Stored rows:

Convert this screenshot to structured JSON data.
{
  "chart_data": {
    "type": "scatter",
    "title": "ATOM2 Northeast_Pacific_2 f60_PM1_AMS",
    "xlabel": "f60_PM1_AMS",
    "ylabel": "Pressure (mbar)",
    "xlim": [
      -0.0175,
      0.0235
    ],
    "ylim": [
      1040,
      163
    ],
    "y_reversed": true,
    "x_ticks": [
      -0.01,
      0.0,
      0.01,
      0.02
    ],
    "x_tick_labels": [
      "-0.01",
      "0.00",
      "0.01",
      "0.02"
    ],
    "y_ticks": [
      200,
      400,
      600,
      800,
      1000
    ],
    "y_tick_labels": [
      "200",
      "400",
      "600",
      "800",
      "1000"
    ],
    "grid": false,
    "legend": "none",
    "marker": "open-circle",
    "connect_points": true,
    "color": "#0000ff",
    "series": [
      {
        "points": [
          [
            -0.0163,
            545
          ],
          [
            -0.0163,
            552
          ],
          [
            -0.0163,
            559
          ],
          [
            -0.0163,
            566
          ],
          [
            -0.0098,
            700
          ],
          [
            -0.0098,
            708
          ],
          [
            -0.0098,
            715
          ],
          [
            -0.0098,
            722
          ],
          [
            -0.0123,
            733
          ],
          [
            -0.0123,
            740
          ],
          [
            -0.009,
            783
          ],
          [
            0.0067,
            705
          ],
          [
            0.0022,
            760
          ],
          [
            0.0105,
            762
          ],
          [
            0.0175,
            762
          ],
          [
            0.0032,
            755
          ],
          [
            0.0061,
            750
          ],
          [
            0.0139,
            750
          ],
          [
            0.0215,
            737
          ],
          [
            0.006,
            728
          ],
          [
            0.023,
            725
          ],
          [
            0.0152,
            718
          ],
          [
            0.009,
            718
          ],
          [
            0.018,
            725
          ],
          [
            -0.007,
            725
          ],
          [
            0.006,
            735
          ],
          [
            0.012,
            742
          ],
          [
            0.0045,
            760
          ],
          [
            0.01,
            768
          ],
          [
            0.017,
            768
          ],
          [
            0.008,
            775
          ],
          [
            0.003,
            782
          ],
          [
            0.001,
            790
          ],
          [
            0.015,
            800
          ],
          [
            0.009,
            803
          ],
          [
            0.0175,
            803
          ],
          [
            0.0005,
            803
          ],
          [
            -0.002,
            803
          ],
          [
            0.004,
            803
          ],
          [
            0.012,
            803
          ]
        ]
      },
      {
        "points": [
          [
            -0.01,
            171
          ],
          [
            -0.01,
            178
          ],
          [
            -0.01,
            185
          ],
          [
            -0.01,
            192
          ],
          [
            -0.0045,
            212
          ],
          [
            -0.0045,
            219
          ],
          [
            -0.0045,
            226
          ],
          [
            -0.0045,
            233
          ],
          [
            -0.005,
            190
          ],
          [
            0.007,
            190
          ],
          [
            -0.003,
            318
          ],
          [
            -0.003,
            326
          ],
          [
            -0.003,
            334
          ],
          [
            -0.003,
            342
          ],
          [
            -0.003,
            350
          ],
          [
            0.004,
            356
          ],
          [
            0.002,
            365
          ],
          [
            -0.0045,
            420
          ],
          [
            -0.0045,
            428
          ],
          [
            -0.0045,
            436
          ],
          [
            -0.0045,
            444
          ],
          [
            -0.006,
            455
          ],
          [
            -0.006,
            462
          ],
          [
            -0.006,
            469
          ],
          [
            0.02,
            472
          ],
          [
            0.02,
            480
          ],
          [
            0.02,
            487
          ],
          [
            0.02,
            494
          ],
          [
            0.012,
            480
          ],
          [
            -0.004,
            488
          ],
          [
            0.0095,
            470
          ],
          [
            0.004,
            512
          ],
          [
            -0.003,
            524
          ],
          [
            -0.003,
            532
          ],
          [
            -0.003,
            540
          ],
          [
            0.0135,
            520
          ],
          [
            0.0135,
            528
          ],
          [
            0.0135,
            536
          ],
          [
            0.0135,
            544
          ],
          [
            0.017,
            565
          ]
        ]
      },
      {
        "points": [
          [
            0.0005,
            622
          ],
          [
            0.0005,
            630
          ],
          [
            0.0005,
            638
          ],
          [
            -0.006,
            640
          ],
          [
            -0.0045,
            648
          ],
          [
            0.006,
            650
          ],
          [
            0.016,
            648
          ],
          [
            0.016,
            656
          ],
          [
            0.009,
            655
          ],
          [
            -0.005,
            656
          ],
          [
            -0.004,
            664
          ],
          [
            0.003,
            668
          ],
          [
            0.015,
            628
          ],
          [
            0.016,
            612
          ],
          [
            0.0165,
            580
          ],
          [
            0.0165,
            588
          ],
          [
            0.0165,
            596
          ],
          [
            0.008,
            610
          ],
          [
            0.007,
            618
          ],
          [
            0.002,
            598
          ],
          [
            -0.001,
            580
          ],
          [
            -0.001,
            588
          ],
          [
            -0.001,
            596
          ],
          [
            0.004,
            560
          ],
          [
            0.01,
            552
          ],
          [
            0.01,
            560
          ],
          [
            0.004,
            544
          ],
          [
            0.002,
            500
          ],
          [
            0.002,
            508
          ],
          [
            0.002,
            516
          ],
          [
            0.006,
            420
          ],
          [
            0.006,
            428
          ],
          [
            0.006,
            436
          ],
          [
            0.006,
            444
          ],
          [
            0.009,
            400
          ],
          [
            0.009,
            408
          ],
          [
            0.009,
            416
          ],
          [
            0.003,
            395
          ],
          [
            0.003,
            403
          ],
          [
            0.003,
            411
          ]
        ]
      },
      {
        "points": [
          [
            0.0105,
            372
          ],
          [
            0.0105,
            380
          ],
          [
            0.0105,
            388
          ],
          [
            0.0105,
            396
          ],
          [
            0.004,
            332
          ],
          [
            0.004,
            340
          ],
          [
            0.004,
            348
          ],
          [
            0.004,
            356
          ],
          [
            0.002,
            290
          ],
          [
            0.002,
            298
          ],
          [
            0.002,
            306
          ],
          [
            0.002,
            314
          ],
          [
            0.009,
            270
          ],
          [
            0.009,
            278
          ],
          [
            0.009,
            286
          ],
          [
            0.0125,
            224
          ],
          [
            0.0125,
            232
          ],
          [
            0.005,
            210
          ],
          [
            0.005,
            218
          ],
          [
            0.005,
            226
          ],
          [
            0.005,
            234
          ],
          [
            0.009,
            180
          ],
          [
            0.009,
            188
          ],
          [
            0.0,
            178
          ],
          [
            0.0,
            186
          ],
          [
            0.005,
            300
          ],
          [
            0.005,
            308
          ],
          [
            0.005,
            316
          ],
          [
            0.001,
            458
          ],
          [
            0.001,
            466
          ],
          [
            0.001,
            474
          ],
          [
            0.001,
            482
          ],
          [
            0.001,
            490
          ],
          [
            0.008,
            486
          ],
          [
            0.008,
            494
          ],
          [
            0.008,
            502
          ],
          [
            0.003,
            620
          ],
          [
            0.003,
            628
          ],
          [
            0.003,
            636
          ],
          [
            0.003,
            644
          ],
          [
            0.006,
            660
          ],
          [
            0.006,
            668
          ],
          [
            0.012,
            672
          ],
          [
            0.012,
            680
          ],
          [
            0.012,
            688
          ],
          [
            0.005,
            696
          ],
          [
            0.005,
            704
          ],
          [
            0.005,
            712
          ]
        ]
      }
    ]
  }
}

Exercise objective: Write out the full listing, keeping every line exactly as it is.

Answer:
Convert this screenshot to structured JSON data.
{
  "chart_data": {
    "type": "scatter",
    "title": "ATOM2 Northeast_Pacific_2 f60_PM1_AMS",
    "xlabel": "f60_PM1_AMS",
    "ylabel": "Pressure (mbar)",
    "xlim": [
      -0.0175,
      0.0235
    ],
    "ylim": [
      1040,
      163
    ],
    "y_reversed": true,
    "x_ticks": [
      -0.01,
      0.0,
      0.01,
      0.02
    ],
    "x_tick_labels": [
      "-0.01",
      "0.00",
      "0.01",
      "0.02"
    ],
    "y_ticks": [
      200,
      400,
      600,
      800,
      1000
    ],
    "y_tick_labels": [
      "200",
      "400",
      "600",
      "800",
      "1000"
    ],
    "grid": false,
    "legend": "none",
    "marker": "open-circle",
    "connect_points": true,
    "color": "#0000ff",
    "series": [
      {
        "points": [
          [
            -0.0163,
            545
          ],
          [
            -0.0163,
            552
          ],
          [
            -0.0163,
            559
          ],
          [
            -0.0163,
            566
          ],
          [
            -0.0098,
            700
          ],
          [
            -0.0098,
            708
          ],
          [
            -0.0098,
            715
          ],
          [
            -0.0098,
            722
          ],
          [
            -0.0123,
            733
          ],
          [
            -0.0123,
            740
          ],
          [
            -0.009,
            783
          ],
          [
            0.0067,
            705
          ],
          [
            0.0022,
            760
          ],
          [
            0.0105,
            762
          ],
          [
            0.0175,
            762
          ],
          [
            0.0032,
            755
          ],
          [
            0.0061,
            750
          ],
          [
            0.0139,
            750
          ],
          [
            0.0215,
            737
          ],
          [
            0.006,
            728
          ],
          [
            0.023,
            725
          ],
          [
            0.0152,
            718
          ],
          [
            0.009,
            718
          ],
          [
            0.018,
            725
          ],
          [
            -0.007,
            725
          ],
          [
            0.006,
            735
          ],
          [
            0.012,
            742
          ],
          [
            0.0045,
            760
          ],
          [
            0.01,
            768
          ],
          [
            0.017,
            768
          ],
          [
            0.008,
            775
          ],
          [
            0.003,
            782
          ],
          [
            0.001,
            790
          ],
          [
            0.015,
            800
          ],
          [
            0.009,
            803
          ],
          [
            0.0175,
            803
          ],
          [
            0.0005,
            803
          ],
          [
            -0.002,
            803
          ],
          [
            0.004,
            803
          ],
          [
            0.012,
            803
          ]
        ]
      },
      {
        "points": [
          [
            -0.01,
            171
          ],
          [
            -0.01,
            178
          ],
          [
            -0.01,
            185
          ],
          [
            -0.01,
            192
          ],
          [
            -0.0045,
            212
          ],
          [
            -0.0045,
            219
          ],
          [
            -0.0045,
            226
          ],
          [
            -0.0045,
            233
          ],
          [
            -0.005,
            190
          ],
          [
            0.007,
            190
          ],
          [
            -0.003,
            318
          ],
          [
            -0.003,
            326
          ],
          [
            -0.003,
            334
          ],
          [
            -0.003,
            342
          ],
          [
            -0.003,
            350
          ],
          [
            0.004,
            356
          ],
          [
            0.002,
            365
          ],
          [
            -0.0045,
            420
          ],
          [
            -0.0045,
            428
          ],
          [
            -0.0045,
            436
          ],
          [
            -0.0045,
            444
          ],
          [
            -0.006,
            455
          ],
          [
            -0.006,
            462
          ],
          [
            -0.006,
            469
          ],
          [
            0.02,
            472
          ],
          [
            0.02,
            480
          ],
          [
            0.02,
            487
          ],
          [
            0.02,
            494
          ],
          [
            0.012,
            480
          ],
          [
            -0.004,
            488
          ],
          [
            0.0095,
            470
          ],
          [
            0.004,
            512
          ],
          [
            -0.003,
            524
          ],
          [
            -0.003,
            532
          ],
          [
            -0.003,
            540
          ],
          [
            0.0135,
            520
          ],
          [
            0.0135,
            528
          ],
          [
            0.0135,
            536
          ],
          [
            0.0135,
            544
          ],
          [
            0.017,
            565
          ]
        ]
      },
      {
        "points": [
          [
            0.0005,
            622
          ],
          [
            0.0005,
            630
          ],
          [
            0.0005,
            638
          ],
          [
            -0.006,
            640
          ],
          [
            -0.0045,
            648
          ],
          [
            0.006,
            650
          ],
          [
            0.016,
            648
          ],
          [
            0.016,
            656
          ],
          [
            0.009,
            655
          ],
          [
            -0.005,
            656
          ],
          [
            -0.004,
            664
          ],
          [
            0.003,
            668
          ],
          [
            0.015,
            628
          ],
          [
            0.016,
            612
          ],
          [
            0.0165,
            580
          ],
          [
            0.0165,
            588
          ],
          [
            0.0165,
            596
          ],
          [
            0.008,
            610
          ],
          [
            0.007,
            618
          ],
          [
            0.002,
            598
          ],
          [
            -0.001,
            580
          ],
          [
            -0.001,
            588
          ],
          [
            -0.001,
            596
          ],
          [
            0.004,
            560
          ],
          [
            0.01,
            552
          ],
          [
            0.01,
            560
          ],
          [
            0.004,
            544
          ],
          [
            0.002,
            500
          ],
          [
            0.002,
            508
          ],
          [
            0.002,
            516
          ],
          [
            0.006,
            420
          ],
          [
            0.006,
            428
          ],
          [
            0.006,
            436
          ],
          [
            0.006,
            444
          ],
          [
            0.009,
            400
          ],
          [
            0.009,
            408
          ],
          [
            0.009,
            416
          ],
          [
            0.003,
            395
          ],
          [
            0.003,
            403
          ],
          [
            0.003,
            411
          ]
        ]
      },
      {
        "points": [
          [
            0.0105,
            372
          ],
          [
            0.0105,
            380
          ],
          [
            0.0105,
            388
          ],
          [
            0.0105,
            396
          ],
          [
            0.004,
            332
          ],
          [
            0.004,
            340
          ],
          [
            0.004,
            348
          ],
          [
            0.004,
            356
          ],
          [
            0.002,
            290
          ],
          [
            0.002,
            298
          ],
          [
            0.002,
            306
          ],
          [
            0.002,
            314
          ],
          [
            0.009,
            270
          ],
          [
            0.009,
            278
          ],
          [
            0.009,
            286
          ],
          [
            0.0125,
            224
          ],
          [
            0.0125,
            232
          ],
          [
            0.005,
            210
          ],
          [
            0.005,
            218
          ],
          [
            0.005,
            226
          ],
          [
            0.005,
            234
          ],
          [
            0.009,
            180
          ],
          [
            0.009,
            188
          ],
          [
            0.0,
            178
          ],
          [
            0.0,
            186
          ],
          [
            0.005,
            300
          ],
          [
            0.005,
            308
          ],
          [
            0.005,
            316
          ],
          [
            0.001,
            458
          ],
          [
            0.001,
            466
          ],
          [
            0.001,
            474
          ],
          [
            0.001,
            482
          ],
          [
            0.001,
            490
          ],
          [
            0.008,
            486
          ],
          [
            0.008,
            494
          ],
          [
            0.008,
            502
          ],
          [
            0.003,
            620
          ],
          [
            0.003,
            628
          ],
          [
            0.003,
            636
          ],
          [
            0.003,
            644
          ],
          [
            0.006,
            660
          ],
          [
            0.006,
            668
          ],
          [
            0.012,
            672
          ],
          [
            0.012,
            680
          ],
          [
            0.012,
            688
          ],
          [
            0.005,
            696
          ],
          [
            0.005,
            704
          ],
          [
            0.005,
            712
          ]
        ]
      }
    ]
  }
}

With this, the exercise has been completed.